◆ **Dataset records on visual material**:
________

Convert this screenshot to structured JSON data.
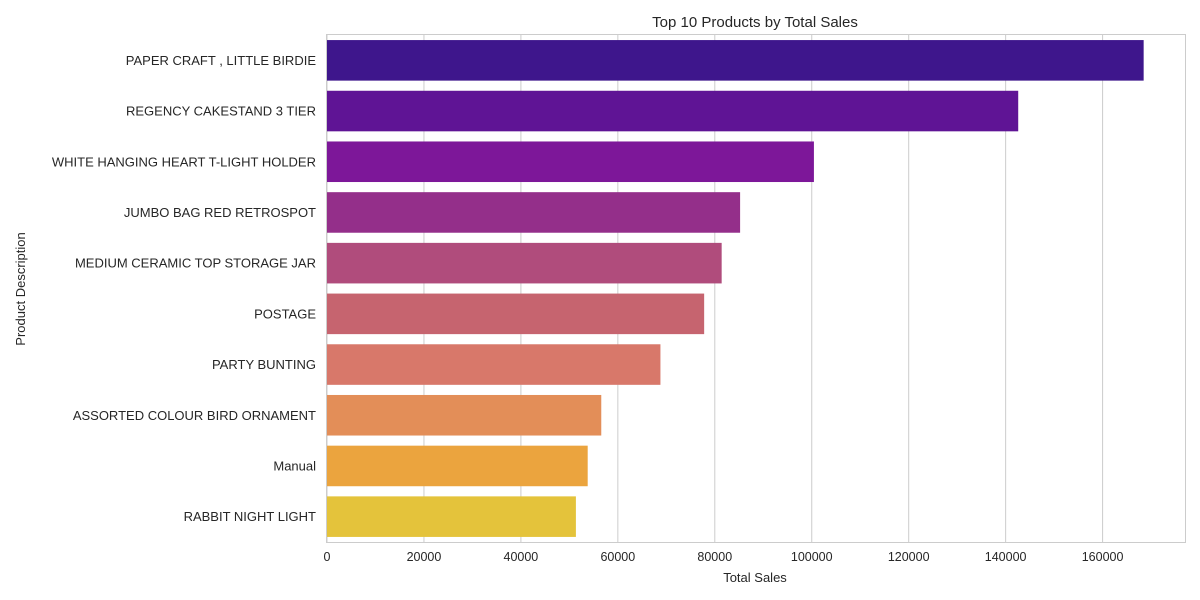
{
  "chart_data": {
    "type": "bar",
    "orientation": "horizontal",
    "title": "Top 10 Products by Total Sales",
    "xlabel": "Total Sales",
    "ylabel": "Product Description",
    "categories": [
      "PAPER CRAFT , LITTLE BIRDIE",
      "REGENCY CAKESTAND 3 TIER",
      "WHITE HANGING HEART T-LIGHT HOLDER",
      "JUMBO BAG RED RETROSPOT",
      "MEDIUM CERAMIC TOP STORAGE JAR",
      "POSTAGE",
      "PARTY BUNTING",
      "ASSORTED COLOUR BIRD ORNAMENT",
      "Manual",
      "RABBIT NIGHT LIGHT"
    ],
    "values": [
      168470,
      142593,
      100448,
      85221,
      81417,
      77804,
      68786,
      56580,
      53780,
      51346
    ],
    "colors": [
      "#3e168c",
      "#5f1495",
      "#7d1799",
      "#942f8a",
      "#b04c7c",
      "#c6646f",
      "#d8786a",
      "#e38e58",
      "#eba43e",
      "#e4c33b"
    ],
    "xlim": [
      0,
      177000
    ],
    "xticks": [
      0,
      20000,
      40000,
      60000,
      80000,
      100000,
      120000,
      140000,
      160000
    ],
    "xtick_labels": [
      "0",
      "20000",
      "40000",
      "60000",
      "80000",
      "100000",
      "120000",
      "140000",
      "160000"
    ],
    "grid": true
  }
}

________

◆ **Set task**: Keep the pictures out of the copy and write out the data exactly as it stands.

◆ **Response for this exercise**:
Convert this screenshot to structured JSON data.
{
  "chart_data": {
    "type": "bar",
    "orientation": "horizontal",
    "title": "Top 10 Products by Total Sales",
    "xlabel": "Total Sales",
    "ylabel": "Product Description",
    "categories": [
      "PAPER CRAFT , LITTLE BIRDIE",
      "REGENCY CAKESTAND 3 TIER",
      "WHITE HANGING HEART T-LIGHT HOLDER",
      "JUMBO BAG RED RETROSPOT",
      "MEDIUM CERAMIC TOP STORAGE JAR",
      "POSTAGE",
      "PARTY BUNTING",
      "ASSORTED COLOUR BIRD ORNAMENT",
      "Manual",
      "RABBIT NIGHT LIGHT"
    ],
    "values": [
      168470,
      142593,
      100448,
      85221,
      81417,
      77804,
      68786,
      56580,
      53780,
      51346
    ],
    "colors": [
      "#3e168c",
      "#5f1495",
      "#7d1799",
      "#942f8a",
      "#b04c7c",
      "#c6646f",
      "#d8786a",
      "#e38e58",
      "#eba43e",
      "#e4c33b"
    ],
    "xlim": [
      0,
      177000
    ],
    "xticks": [
      0,
      20000,
      40000,
      60000,
      80000,
      100000,
      120000,
      140000,
      160000
    ],
    "xtick_labels": [
      "0",
      "20000",
      "40000",
      "60000",
      "80000",
      "100000",
      "120000",
      "140000",
      "160000"
    ],
    "grid": true
  }
}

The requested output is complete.